- What is being asked
Quote the full listing word for word.

===== Task material =====

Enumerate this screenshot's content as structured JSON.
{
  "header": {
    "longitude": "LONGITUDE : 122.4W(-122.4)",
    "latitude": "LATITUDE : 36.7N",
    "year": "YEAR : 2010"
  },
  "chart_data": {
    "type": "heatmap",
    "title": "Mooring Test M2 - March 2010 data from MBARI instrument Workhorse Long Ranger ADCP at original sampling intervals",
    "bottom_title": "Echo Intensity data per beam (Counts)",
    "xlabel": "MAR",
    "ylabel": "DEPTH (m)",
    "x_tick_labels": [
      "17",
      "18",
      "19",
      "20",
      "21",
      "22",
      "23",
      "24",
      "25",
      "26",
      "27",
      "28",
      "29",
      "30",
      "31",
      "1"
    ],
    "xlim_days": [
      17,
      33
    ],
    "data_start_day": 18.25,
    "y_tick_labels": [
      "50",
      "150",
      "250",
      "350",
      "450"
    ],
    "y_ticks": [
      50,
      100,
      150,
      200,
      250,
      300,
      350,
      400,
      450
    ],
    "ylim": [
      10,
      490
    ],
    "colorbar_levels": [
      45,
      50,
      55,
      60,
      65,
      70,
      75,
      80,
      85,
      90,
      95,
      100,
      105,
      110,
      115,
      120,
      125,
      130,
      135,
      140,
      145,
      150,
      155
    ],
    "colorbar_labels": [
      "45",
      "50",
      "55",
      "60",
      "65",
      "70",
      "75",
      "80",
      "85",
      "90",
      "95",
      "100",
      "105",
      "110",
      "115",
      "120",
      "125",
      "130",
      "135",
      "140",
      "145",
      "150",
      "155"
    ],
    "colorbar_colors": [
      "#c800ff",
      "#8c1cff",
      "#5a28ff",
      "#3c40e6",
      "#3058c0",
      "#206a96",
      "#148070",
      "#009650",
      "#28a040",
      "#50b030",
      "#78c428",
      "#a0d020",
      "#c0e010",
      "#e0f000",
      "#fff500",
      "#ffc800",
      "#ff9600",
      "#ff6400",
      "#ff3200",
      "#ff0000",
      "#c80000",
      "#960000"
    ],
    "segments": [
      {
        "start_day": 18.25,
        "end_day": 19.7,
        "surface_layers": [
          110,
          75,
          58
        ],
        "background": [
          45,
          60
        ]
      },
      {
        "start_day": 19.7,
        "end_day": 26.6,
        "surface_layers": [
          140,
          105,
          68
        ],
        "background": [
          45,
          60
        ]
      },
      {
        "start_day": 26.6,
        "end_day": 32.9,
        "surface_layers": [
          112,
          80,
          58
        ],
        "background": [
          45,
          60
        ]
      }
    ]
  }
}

=====

- Expected output
Enumerate this screenshot's content as structured JSON.
{
  "header": {
    "longitude": "LONGITUDE : 122.4W(-122.4)",
    "latitude": "LATITUDE : 36.7N",
    "year": "YEAR : 2010"
  },
  "chart_data": {
    "type": "heatmap",
    "title": "Mooring Test M2 - March 2010 data from MBARI instrument Workhorse Long Ranger ADCP at original sampling intervals",
    "bottom_title": "Echo Intensity data per beam (Counts)",
    "xlabel": "MAR",
    "ylabel": "DEPTH (m)",
    "x_tick_labels": [
      "17",
      "18",
      "19",
      "20",
      "21",
      "22",
      "23",
      "24",
      "25",
      "26",
      "27",
      "28",
      "29",
      "30",
      "31",
      "1"
    ],
    "xlim_days": [
      17,
      33
    ],
    "data_start_day": 18.25,
    "y_tick_labels": [
      "50",
      "150",
      "250",
      "350",
      "450"
    ],
    "y_ticks": [
      50,
      100,
      150,
      200,
      250,
      300,
      350,
      400,
      450
    ],
    "ylim": [
      10,
      490
    ],
    "colorbar_levels": [
      45,
      50,
      55,
      60,
      65,
      70,
      75,
      80,
      85,
      90,
      95,
      100,
      105,
      110,
      115,
      120,
      125,
      130,
      135,
      140,
      145,
      150,
      155
    ],
    "colorbar_labels": [
      "45",
      "50",
      "55",
      "60",
      "65",
      "70",
      "75",
      "80",
      "85",
      "90",
      "95",
      "100",
      "105",
      "110",
      "115",
      "120",
      "125",
      "130",
      "135",
      "140",
      "145",
      "150",
      "155"
    ],
    "colorbar_colors": [
      "#c800ff",
      "#8c1cff",
      "#5a28ff",
      "#3c40e6",
      "#3058c0",
      "#206a96",
      "#148070",
      "#009650",
      "#28a040",
      "#50b030",
      "#78c428",
      "#a0d020",
      "#c0e010",
      "#e0f000",
      "#fff500",
      "#ffc800",
      "#ff9600",
      "#ff6400",
      "#ff3200",
      "#ff0000",
      "#c80000",
      "#960000"
    ],
    "segments": [
      {
        "start_day": 18.25,
        "end_day": 19.7,
        "surface_layers": [
          110,
          75,
          58
        ],
        "background": [
          45,
          60
        ]
      },
      {
        "start_day": 19.7,
        "end_day": 26.6,
        "surface_layers": [
          140,
          105,
          68
        ],
        "background": [
          45,
          60
        ]
      },
      {
        "start_day": 26.6,
        "end_day": 32.9,
        "surface_layers": [
          112,
          80,
          58
        ],
        "background": [
          45,
          60
        ]
      }
    ]
  }
}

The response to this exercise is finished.